Start Provided entries

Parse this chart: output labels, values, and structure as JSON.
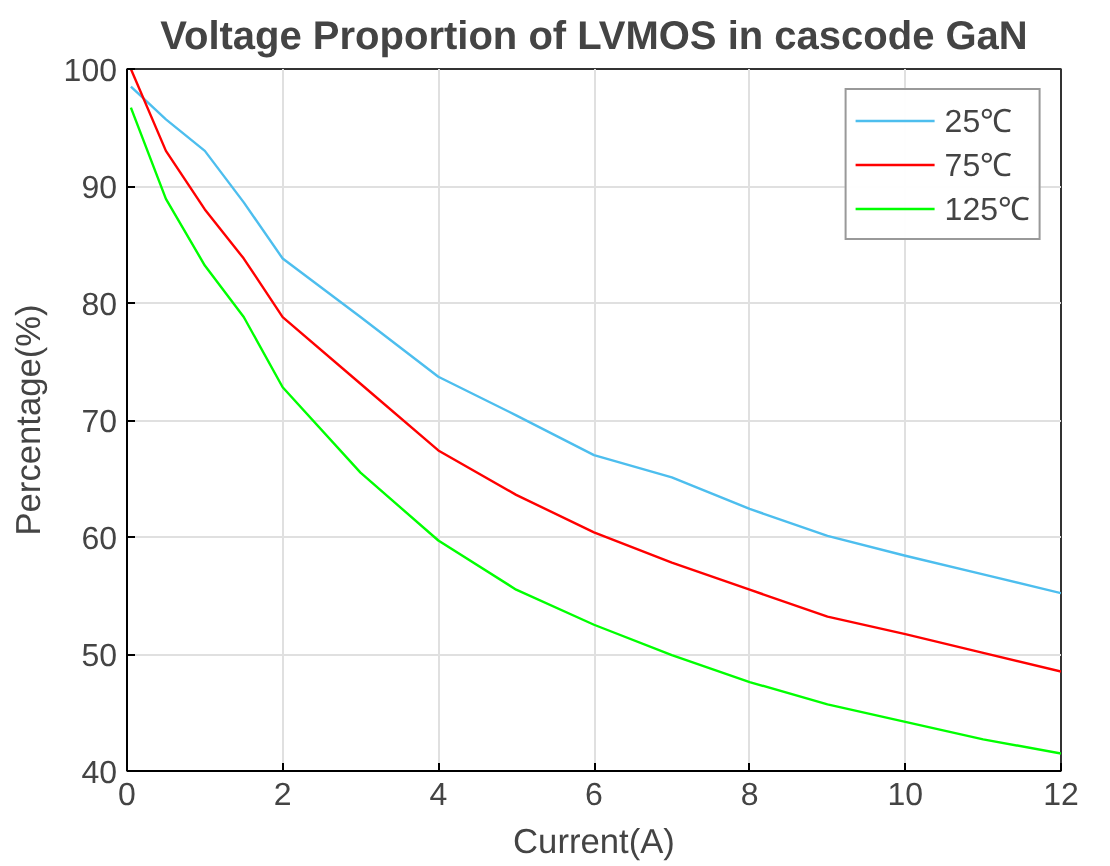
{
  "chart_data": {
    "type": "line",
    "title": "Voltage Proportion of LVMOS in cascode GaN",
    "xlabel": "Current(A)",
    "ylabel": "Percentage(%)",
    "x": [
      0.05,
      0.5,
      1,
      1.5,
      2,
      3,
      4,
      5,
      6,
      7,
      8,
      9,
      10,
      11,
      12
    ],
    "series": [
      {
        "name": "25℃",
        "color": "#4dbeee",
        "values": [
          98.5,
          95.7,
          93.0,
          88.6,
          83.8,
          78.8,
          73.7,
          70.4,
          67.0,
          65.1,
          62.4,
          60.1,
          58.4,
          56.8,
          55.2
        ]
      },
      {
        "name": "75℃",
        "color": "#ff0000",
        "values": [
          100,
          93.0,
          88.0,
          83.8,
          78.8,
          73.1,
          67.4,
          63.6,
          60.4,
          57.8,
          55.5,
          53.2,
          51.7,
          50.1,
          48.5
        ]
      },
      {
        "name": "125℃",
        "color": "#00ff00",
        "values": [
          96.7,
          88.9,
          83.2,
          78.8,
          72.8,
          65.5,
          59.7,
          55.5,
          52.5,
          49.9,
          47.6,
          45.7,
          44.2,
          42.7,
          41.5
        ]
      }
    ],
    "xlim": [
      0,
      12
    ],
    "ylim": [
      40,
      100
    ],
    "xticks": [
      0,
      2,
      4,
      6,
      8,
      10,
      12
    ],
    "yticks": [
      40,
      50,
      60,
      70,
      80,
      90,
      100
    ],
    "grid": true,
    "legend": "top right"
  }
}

End Provided entries

> Required work:
Select every line above that contains the word "color", and copy it.

> Answer to this problem:
        "color": "#4dbeee",
        "color": "#ff0000",
        "color": "#00ff00",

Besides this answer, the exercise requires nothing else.